▸ **THE REQUEST**: Retype the records below word for word and omit any image.

Entries from a dataset:

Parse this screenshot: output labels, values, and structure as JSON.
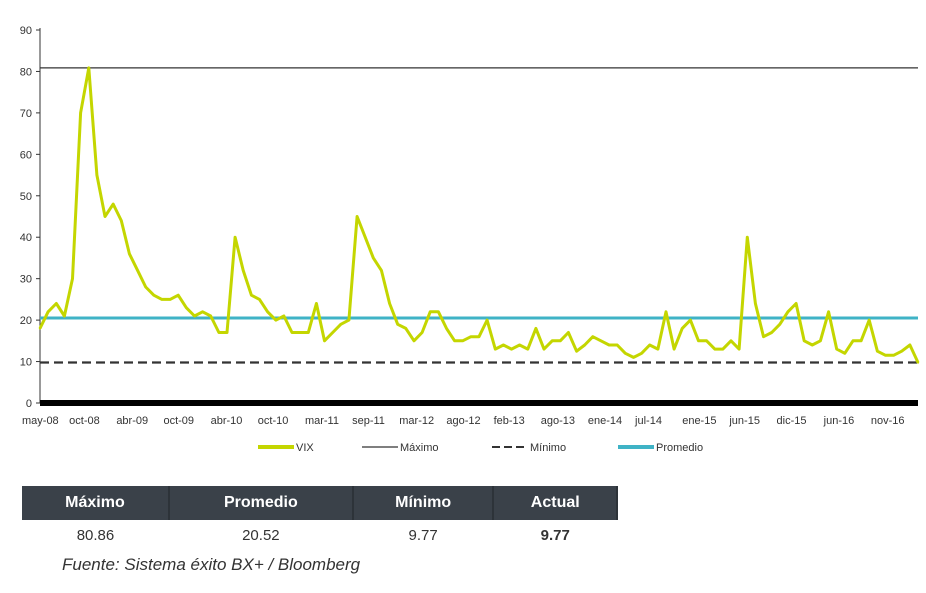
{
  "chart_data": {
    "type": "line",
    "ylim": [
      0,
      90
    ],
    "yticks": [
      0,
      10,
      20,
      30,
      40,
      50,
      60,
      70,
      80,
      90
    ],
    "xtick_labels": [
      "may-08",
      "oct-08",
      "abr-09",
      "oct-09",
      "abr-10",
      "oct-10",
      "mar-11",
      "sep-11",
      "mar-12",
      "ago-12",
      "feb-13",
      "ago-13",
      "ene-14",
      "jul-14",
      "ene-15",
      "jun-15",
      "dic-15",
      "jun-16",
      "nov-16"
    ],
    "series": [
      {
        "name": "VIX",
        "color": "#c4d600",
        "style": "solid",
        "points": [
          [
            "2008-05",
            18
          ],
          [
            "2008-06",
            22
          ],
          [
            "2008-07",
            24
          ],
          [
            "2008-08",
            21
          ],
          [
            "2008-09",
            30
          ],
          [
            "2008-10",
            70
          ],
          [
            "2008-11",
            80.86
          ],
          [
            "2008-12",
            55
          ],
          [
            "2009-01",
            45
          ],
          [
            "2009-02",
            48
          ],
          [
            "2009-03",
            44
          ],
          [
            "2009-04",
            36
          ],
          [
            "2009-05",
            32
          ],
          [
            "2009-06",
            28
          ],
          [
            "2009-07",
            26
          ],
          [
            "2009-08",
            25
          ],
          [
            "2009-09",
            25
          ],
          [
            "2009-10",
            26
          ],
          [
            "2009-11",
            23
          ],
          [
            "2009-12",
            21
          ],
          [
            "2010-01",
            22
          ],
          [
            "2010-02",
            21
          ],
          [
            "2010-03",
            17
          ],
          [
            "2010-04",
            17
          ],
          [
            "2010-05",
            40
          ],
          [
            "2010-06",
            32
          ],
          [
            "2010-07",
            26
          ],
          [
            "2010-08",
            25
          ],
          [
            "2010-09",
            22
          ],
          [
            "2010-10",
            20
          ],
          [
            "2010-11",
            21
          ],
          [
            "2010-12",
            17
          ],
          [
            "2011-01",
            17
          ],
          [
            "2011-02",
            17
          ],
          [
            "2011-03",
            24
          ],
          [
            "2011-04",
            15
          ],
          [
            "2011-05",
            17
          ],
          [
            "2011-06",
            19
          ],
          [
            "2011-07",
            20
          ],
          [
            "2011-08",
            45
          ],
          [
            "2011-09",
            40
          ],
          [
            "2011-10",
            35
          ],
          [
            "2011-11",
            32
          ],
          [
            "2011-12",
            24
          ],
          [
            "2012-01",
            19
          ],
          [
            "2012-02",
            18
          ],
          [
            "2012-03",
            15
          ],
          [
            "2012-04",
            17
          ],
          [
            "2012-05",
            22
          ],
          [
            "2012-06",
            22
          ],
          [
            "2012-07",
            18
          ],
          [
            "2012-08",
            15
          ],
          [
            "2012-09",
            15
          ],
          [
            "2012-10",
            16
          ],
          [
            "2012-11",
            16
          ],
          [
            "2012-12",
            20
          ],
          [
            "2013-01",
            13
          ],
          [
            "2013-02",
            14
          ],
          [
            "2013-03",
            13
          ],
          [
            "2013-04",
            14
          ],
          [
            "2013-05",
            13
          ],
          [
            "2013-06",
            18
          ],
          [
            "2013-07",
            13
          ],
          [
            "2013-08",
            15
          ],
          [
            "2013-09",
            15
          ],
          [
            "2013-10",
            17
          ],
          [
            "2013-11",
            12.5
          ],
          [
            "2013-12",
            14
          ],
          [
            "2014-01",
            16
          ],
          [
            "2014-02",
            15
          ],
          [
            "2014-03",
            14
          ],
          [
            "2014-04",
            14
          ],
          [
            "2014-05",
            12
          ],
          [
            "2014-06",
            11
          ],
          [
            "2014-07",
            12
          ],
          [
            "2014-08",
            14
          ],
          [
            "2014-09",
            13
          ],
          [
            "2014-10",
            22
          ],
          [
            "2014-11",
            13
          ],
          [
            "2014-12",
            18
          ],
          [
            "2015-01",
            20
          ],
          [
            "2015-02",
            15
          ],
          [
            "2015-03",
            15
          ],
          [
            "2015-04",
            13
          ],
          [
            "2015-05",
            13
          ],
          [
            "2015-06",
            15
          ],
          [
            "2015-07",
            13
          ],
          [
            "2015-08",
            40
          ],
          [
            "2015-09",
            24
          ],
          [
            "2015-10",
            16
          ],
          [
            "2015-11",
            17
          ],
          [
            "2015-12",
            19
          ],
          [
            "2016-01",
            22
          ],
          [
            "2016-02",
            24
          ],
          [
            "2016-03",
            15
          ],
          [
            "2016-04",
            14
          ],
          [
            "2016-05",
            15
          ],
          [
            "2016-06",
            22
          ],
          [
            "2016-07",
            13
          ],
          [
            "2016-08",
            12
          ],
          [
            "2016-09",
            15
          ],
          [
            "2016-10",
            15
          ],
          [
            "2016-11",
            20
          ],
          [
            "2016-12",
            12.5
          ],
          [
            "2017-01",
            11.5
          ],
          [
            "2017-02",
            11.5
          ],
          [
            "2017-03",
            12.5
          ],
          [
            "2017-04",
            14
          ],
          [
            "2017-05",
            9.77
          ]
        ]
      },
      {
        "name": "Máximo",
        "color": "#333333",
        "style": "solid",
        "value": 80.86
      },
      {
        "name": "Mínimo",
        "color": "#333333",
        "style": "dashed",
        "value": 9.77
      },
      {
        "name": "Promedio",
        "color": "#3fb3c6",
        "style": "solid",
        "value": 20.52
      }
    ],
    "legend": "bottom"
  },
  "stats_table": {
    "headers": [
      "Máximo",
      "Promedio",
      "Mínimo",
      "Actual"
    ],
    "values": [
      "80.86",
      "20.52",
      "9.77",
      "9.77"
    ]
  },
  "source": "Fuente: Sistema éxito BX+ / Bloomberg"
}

▸ **CORRECT RESPONSE**:
Parse this screenshot: output labels, values, and structure as JSON.
{
  "chart_data": {
    "type": "line",
    "ylim": [
      0,
      90
    ],
    "yticks": [
      0,
      10,
      20,
      30,
      40,
      50,
      60,
      70,
      80,
      90
    ],
    "xtick_labels": [
      "may-08",
      "oct-08",
      "abr-09",
      "oct-09",
      "abr-10",
      "oct-10",
      "mar-11",
      "sep-11",
      "mar-12",
      "ago-12",
      "feb-13",
      "ago-13",
      "ene-14",
      "jul-14",
      "ene-15",
      "jun-15",
      "dic-15",
      "jun-16",
      "nov-16"
    ],
    "series": [
      {
        "name": "VIX",
        "color": "#c4d600",
        "style": "solid",
        "points": [
          [
            "2008-05",
            18
          ],
          [
            "2008-06",
            22
          ],
          [
            "2008-07",
            24
          ],
          [
            "2008-08",
            21
          ],
          [
            "2008-09",
            30
          ],
          [
            "2008-10",
            70
          ],
          [
            "2008-11",
            80.86
          ],
          [
            "2008-12",
            55
          ],
          [
            "2009-01",
            45
          ],
          [
            "2009-02",
            48
          ],
          [
            "2009-03",
            44
          ],
          [
            "2009-04",
            36
          ],
          [
            "2009-05",
            32
          ],
          [
            "2009-06",
            28
          ],
          [
            "2009-07",
            26
          ],
          [
            "2009-08",
            25
          ],
          [
            "2009-09",
            25
          ],
          [
            "2009-10",
            26
          ],
          [
            "2009-11",
            23
          ],
          [
            "2009-12",
            21
          ],
          [
            "2010-01",
            22
          ],
          [
            "2010-02",
            21
          ],
          [
            "2010-03",
            17
          ],
          [
            "2010-04",
            17
          ],
          [
            "2010-05",
            40
          ],
          [
            "2010-06",
            32
          ],
          [
            "2010-07",
            26
          ],
          [
            "2010-08",
            25
          ],
          [
            "2010-09",
            22
          ],
          [
            "2010-10",
            20
          ],
          [
            "2010-11",
            21
          ],
          [
            "2010-12",
            17
          ],
          [
            "2011-01",
            17
          ],
          [
            "2011-02",
            17
          ],
          [
            "2011-03",
            24
          ],
          [
            "2011-04",
            15
          ],
          [
            "2011-05",
            17
          ],
          [
            "2011-06",
            19
          ],
          [
            "2011-07",
            20
          ],
          [
            "2011-08",
            45
          ],
          [
            "2011-09",
            40
          ],
          [
            "2011-10",
            35
          ],
          [
            "2011-11",
            32
          ],
          [
            "2011-12",
            24
          ],
          [
            "2012-01",
            19
          ],
          [
            "2012-02",
            18
          ],
          [
            "2012-03",
            15
          ],
          [
            "2012-04",
            17
          ],
          [
            "2012-05",
            22
          ],
          [
            "2012-06",
            22
          ],
          [
            "2012-07",
            18
          ],
          [
            "2012-08",
            15
          ],
          [
            "2012-09",
            15
          ],
          [
            "2012-10",
            16
          ],
          [
            "2012-11",
            16
          ],
          [
            "2012-12",
            20
          ],
          [
            "2013-01",
            13
          ],
          [
            "2013-02",
            14
          ],
          [
            "2013-03",
            13
          ],
          [
            "2013-04",
            14
          ],
          [
            "2013-05",
            13
          ],
          [
            "2013-06",
            18
          ],
          [
            "2013-07",
            13
          ],
          [
            "2013-08",
            15
          ],
          [
            "2013-09",
            15
          ],
          [
            "2013-10",
            17
          ],
          [
            "2013-11",
            12.5
          ],
          [
            "2013-12",
            14
          ],
          [
            "2014-01",
            16
          ],
          [
            "2014-02",
            15
          ],
          [
            "2014-03",
            14
          ],
          [
            "2014-04",
            14
          ],
          [
            "2014-05",
            12
          ],
          [
            "2014-06",
            11
          ],
          [
            "2014-07",
            12
          ],
          [
            "2014-08",
            14
          ],
          [
            "2014-09",
            13
          ],
          [
            "2014-10",
            22
          ],
          [
            "2014-11",
            13
          ],
          [
            "2014-12",
            18
          ],
          [
            "2015-01",
            20
          ],
          [
            "2015-02",
            15
          ],
          [
            "2015-03",
            15
          ],
          [
            "2015-04",
            13
          ],
          [
            "2015-05",
            13
          ],
          [
            "2015-06",
            15
          ],
          [
            "2015-07",
            13
          ],
          [
            "2015-08",
            40
          ],
          [
            "2015-09",
            24
          ],
          [
            "2015-10",
            16
          ],
          [
            "2015-11",
            17
          ],
          [
            "2015-12",
            19
          ],
          [
            "2016-01",
            22
          ],
          [
            "2016-02",
            24
          ],
          [
            "2016-03",
            15
          ],
          [
            "2016-04",
            14
          ],
          [
            "2016-05",
            15
          ],
          [
            "2016-06",
            22
          ],
          [
            "2016-07",
            13
          ],
          [
            "2016-08",
            12
          ],
          [
            "2016-09",
            15
          ],
          [
            "2016-10",
            15
          ],
          [
            "2016-11",
            20
          ],
          [
            "2016-12",
            12.5
          ],
          [
            "2017-01",
            11.5
          ],
          [
            "2017-02",
            11.5
          ],
          [
            "2017-03",
            12.5
          ],
          [
            "2017-04",
            14
          ],
          [
            "2017-05",
            9.77
          ]
        ]
      },
      {
        "name": "Máximo",
        "color": "#333333",
        "style": "solid",
        "value": 80.86
      },
      {
        "name": "Mínimo",
        "color": "#333333",
        "style": "dashed",
        "value": 9.77
      },
      {
        "name": "Promedio",
        "color": "#3fb3c6",
        "style": "solid",
        "value": 20.52
      }
    ],
    "legend": "bottom"
  },
  "stats_table": {
    "headers": [
      "Máximo",
      "Promedio",
      "Mínimo",
      "Actual"
    ],
    "values": [
      "80.86",
      "20.52",
      "9.77",
      "9.77"
    ]
  },
  "source": "Fuente: Sistema éxito BX+ / Bloomberg"
}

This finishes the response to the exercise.